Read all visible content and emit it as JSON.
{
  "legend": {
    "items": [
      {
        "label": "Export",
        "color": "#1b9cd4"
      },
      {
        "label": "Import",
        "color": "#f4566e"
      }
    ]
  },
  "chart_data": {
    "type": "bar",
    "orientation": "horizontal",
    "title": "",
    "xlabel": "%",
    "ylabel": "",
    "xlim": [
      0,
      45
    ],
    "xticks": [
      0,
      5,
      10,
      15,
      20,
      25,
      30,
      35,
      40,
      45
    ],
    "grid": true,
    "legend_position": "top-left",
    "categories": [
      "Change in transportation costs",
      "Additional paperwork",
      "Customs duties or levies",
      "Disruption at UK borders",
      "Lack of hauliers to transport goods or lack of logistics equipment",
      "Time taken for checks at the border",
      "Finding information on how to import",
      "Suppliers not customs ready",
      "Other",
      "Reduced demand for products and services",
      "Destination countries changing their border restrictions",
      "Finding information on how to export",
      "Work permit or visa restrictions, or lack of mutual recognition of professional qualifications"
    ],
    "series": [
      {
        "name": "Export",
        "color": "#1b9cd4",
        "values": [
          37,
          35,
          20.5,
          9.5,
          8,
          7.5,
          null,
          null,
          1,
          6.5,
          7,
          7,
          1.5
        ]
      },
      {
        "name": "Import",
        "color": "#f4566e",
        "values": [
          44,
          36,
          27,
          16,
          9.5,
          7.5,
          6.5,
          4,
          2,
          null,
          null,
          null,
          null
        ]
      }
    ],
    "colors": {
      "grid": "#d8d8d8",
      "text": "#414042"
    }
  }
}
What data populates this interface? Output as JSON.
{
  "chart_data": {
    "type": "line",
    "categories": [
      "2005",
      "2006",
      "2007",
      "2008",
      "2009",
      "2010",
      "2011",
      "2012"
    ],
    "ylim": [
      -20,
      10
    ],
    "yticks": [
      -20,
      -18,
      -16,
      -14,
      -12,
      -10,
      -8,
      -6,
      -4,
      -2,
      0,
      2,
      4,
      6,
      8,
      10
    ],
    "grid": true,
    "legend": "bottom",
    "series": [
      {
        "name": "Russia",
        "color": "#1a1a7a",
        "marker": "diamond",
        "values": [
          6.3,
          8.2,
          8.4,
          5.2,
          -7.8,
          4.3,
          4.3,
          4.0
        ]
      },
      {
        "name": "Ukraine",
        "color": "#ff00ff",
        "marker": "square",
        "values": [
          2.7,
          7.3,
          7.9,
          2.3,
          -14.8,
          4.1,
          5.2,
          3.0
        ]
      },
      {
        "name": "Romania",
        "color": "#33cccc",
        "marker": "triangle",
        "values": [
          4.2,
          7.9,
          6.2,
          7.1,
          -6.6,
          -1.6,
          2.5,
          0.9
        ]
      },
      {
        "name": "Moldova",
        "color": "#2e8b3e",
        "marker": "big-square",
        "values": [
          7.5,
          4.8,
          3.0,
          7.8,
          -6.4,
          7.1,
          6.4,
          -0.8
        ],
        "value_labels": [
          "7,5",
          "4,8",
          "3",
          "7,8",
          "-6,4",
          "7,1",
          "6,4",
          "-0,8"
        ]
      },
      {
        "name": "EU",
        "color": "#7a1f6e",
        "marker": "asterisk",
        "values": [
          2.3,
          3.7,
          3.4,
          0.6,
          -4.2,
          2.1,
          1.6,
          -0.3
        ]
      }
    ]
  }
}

Exercise brief: Scan the data above; copy every line where "restrictions" appears.

Written response:
      "Destination countries changing their border restrictions",
      "Work permit or visa restrictions, or lack of mutual recognition of professional qualifications"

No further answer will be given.